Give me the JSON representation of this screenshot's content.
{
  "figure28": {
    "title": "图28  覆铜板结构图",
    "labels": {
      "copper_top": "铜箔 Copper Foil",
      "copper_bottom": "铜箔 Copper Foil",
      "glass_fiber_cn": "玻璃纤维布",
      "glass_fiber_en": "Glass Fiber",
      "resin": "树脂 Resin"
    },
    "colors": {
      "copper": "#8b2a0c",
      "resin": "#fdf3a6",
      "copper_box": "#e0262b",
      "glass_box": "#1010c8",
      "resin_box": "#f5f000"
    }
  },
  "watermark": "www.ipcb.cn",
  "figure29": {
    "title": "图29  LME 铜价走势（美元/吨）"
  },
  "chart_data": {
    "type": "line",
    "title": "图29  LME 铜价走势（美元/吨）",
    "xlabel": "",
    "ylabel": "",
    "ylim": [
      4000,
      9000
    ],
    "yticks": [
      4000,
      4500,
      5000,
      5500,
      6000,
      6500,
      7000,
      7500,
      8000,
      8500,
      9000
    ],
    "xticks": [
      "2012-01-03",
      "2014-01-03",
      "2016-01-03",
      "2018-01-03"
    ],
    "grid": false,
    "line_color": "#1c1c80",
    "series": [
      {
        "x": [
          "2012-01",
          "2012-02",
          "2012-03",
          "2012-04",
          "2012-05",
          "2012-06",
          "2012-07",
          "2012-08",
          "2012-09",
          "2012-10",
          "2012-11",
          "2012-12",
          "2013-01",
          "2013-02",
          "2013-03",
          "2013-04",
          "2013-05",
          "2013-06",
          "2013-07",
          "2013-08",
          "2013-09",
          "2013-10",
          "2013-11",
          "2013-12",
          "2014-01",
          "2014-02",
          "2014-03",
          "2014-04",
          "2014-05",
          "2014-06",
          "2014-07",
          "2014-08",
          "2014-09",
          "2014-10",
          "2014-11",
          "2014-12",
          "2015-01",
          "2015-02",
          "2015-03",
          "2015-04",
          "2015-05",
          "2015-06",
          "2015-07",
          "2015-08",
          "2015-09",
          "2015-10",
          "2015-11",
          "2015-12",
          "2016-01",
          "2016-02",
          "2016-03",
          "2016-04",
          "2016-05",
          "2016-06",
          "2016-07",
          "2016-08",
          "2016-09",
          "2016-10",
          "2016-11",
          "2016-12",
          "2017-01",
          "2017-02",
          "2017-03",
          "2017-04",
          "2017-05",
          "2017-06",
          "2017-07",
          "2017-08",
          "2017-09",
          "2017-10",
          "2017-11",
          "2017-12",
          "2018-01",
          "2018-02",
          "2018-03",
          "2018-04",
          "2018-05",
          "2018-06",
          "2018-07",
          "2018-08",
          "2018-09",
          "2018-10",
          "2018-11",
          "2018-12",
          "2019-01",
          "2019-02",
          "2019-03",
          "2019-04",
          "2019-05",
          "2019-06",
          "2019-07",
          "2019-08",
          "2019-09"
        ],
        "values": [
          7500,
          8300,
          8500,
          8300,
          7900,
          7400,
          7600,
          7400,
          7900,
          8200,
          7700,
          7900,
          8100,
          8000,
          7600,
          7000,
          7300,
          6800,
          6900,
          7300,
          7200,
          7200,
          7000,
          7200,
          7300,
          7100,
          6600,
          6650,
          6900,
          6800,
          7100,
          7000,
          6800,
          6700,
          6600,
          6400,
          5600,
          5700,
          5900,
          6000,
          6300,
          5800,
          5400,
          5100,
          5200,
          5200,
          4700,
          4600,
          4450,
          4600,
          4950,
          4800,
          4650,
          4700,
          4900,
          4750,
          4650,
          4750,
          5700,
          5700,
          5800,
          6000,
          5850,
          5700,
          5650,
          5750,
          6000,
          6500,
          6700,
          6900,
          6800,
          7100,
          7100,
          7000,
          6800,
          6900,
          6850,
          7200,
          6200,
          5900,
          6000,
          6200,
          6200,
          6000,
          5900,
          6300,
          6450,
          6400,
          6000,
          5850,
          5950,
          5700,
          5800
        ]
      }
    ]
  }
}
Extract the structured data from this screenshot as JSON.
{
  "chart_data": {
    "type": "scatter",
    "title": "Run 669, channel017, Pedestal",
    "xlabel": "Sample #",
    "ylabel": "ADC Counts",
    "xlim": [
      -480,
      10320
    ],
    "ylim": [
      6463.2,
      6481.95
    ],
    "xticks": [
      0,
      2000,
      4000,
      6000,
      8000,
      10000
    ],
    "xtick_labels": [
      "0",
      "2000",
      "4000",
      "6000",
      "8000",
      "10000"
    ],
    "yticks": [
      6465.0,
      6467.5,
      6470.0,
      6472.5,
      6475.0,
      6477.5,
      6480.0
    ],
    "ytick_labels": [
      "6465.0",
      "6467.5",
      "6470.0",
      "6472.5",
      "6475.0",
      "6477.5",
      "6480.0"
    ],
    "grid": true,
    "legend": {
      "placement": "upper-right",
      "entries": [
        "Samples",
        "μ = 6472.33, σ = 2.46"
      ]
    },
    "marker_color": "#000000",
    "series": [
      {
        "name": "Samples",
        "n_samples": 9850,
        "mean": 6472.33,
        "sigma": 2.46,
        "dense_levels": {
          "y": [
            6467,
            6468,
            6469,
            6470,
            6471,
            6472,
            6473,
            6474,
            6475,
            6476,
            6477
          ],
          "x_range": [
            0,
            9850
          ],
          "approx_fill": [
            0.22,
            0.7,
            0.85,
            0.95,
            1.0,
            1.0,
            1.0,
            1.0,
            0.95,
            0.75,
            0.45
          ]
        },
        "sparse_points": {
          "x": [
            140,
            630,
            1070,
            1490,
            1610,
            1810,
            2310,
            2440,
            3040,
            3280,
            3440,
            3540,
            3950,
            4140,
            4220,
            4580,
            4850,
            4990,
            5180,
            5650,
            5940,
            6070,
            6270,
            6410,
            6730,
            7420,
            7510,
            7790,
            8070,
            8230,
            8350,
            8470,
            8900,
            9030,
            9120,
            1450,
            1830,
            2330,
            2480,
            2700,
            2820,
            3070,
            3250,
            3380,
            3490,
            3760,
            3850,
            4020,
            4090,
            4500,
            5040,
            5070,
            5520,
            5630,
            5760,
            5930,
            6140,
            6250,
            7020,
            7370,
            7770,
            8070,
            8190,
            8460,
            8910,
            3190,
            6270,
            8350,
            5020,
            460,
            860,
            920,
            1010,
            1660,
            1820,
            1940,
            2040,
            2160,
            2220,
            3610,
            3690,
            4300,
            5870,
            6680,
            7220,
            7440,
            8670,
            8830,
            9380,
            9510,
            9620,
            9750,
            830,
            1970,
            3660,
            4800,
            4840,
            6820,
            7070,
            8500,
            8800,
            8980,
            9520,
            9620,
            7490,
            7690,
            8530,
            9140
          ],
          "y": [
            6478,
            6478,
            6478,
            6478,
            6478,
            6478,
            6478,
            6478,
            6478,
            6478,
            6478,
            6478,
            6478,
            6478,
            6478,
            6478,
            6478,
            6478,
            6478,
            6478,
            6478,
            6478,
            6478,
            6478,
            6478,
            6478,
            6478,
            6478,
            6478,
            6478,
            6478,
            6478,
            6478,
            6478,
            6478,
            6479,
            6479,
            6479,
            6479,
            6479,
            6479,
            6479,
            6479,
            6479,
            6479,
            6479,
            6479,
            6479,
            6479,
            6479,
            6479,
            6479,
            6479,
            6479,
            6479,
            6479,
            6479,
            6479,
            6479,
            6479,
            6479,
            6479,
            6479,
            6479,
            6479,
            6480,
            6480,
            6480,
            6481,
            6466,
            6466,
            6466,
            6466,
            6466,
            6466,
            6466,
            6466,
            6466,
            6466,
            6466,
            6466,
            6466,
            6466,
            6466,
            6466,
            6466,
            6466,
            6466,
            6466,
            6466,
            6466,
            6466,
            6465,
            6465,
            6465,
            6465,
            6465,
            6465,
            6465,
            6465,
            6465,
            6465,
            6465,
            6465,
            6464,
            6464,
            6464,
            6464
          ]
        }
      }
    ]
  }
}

****************

Scan the listing above for the word "this" and copy every line that holds it.

Give me the JSON representation of this screenshot's content.
Extract the structured data from this screenshot as JSON.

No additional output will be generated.